(WHAT IS EXPECTED) Copy all lines below containing "οὔτε".

(SUPPLIED MATERIAL)
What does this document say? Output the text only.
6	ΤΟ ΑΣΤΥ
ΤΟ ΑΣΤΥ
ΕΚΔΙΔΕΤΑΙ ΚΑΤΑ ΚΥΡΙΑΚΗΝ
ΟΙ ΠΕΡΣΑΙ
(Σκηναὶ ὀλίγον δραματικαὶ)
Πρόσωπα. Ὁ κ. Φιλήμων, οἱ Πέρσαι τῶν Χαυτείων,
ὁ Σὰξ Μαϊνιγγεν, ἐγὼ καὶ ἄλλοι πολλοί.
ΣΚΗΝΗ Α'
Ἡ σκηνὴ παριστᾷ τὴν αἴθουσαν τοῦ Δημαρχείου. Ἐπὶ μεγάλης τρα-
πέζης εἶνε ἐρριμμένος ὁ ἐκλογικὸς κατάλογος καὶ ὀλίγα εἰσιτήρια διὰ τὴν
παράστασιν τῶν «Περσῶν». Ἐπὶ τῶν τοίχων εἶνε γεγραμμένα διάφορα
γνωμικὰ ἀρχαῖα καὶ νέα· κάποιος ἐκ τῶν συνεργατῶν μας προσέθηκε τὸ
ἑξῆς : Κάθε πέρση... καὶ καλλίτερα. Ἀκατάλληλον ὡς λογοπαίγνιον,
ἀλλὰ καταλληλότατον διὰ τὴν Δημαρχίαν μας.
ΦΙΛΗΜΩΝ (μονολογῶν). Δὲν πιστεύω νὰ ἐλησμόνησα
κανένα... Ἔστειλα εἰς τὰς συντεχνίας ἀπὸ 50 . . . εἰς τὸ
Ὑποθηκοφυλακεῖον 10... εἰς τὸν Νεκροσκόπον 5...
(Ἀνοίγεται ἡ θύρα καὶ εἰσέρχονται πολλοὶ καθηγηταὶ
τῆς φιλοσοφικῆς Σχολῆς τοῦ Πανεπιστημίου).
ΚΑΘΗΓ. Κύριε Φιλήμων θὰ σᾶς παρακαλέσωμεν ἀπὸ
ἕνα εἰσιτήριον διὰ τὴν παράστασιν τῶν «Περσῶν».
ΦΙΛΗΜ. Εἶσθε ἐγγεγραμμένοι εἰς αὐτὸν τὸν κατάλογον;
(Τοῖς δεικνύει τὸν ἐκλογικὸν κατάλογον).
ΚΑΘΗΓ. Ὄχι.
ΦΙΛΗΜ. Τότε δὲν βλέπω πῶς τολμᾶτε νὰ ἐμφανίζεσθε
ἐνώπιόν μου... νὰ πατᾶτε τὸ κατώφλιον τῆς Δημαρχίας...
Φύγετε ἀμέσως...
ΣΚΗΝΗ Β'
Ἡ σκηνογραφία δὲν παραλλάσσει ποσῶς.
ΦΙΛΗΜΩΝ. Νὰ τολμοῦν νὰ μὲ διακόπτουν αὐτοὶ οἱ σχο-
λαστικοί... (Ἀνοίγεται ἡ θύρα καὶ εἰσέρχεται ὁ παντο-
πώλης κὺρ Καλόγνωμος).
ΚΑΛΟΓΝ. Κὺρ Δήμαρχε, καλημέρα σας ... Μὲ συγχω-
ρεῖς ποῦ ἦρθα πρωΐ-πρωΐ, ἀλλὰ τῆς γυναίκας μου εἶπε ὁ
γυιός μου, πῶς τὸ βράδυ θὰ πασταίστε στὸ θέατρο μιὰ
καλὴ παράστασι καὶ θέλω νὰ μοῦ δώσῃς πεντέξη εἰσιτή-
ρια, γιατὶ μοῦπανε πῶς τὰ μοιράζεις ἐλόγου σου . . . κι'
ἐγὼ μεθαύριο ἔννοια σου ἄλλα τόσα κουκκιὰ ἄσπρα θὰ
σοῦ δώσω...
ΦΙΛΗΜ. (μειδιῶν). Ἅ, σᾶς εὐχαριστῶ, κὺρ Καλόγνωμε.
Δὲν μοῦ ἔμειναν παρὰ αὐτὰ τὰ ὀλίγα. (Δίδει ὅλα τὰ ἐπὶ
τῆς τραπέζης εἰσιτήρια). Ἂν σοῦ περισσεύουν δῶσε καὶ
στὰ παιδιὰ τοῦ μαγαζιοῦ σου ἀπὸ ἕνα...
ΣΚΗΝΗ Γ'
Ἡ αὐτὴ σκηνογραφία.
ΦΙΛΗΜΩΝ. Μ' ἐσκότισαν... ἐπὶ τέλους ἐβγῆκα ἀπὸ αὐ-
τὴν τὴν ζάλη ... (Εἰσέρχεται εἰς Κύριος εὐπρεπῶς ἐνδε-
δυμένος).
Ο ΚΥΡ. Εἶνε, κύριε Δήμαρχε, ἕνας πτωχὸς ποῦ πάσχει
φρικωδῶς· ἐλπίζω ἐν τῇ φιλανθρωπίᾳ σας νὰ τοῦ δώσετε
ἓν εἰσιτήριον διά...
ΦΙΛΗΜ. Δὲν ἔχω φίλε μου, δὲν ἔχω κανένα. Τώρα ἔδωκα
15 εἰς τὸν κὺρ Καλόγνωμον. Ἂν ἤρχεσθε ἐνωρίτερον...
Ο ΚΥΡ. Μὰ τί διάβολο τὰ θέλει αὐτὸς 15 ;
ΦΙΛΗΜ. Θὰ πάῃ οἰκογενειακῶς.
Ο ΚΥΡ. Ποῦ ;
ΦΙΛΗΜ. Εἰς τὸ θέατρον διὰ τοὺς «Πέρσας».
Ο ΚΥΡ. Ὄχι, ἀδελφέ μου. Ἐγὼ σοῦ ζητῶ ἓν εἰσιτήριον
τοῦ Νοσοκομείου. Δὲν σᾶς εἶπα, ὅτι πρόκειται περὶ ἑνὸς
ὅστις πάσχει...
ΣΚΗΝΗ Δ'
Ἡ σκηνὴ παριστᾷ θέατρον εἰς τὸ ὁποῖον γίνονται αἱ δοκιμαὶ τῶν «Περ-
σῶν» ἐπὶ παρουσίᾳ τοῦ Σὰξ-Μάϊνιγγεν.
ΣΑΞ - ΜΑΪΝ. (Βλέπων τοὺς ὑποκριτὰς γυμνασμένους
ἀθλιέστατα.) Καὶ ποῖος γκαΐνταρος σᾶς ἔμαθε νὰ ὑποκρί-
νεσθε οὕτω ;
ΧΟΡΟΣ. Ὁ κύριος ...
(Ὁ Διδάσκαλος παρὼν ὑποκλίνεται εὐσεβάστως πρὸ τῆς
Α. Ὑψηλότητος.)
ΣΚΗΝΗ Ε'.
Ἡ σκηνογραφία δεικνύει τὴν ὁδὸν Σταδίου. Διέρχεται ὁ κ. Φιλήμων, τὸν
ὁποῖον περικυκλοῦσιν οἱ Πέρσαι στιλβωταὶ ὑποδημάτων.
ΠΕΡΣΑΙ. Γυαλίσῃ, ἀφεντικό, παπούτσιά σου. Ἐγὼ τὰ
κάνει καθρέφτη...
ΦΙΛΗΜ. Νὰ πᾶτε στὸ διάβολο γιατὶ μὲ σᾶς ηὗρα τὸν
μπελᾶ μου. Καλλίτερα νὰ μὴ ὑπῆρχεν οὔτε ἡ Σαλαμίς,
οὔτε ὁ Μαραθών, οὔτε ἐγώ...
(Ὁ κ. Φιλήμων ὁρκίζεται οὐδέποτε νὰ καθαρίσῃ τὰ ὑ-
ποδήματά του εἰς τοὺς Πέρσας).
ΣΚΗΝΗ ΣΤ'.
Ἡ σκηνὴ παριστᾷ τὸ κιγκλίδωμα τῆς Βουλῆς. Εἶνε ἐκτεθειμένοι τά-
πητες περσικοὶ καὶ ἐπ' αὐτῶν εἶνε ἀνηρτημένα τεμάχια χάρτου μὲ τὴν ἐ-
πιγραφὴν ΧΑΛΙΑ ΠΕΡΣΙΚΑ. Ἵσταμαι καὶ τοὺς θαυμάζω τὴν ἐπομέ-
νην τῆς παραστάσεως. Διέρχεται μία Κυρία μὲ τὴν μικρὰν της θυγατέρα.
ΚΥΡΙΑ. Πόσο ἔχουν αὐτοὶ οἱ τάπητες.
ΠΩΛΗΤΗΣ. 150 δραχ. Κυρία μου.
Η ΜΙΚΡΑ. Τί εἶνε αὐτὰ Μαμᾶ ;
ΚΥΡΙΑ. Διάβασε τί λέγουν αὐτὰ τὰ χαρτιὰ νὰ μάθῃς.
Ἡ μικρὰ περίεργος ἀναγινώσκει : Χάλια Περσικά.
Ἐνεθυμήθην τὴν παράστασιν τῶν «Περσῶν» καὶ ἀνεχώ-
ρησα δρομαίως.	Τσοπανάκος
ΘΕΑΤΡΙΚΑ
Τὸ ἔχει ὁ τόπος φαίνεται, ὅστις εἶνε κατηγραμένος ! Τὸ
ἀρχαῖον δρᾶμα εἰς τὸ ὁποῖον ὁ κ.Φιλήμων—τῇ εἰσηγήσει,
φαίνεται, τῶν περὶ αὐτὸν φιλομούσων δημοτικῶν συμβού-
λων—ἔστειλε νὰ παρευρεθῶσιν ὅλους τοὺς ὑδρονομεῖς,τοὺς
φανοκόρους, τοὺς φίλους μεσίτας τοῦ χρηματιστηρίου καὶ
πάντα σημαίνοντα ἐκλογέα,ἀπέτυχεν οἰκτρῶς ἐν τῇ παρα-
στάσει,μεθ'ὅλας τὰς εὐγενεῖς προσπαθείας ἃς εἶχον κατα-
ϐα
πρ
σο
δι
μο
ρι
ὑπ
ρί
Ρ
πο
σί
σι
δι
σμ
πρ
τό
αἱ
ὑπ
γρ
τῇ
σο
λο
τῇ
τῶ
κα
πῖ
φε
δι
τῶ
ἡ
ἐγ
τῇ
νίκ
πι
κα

(SOLUTION FOR THIS TASK)
μπελᾶ μου. Καλλίτερα νὰ μὴ ὑπῆρχεν οὔτε ἡ Σαλαμίς,
οὔτε ὁ Μαραθών, οὔτε ἐγώ...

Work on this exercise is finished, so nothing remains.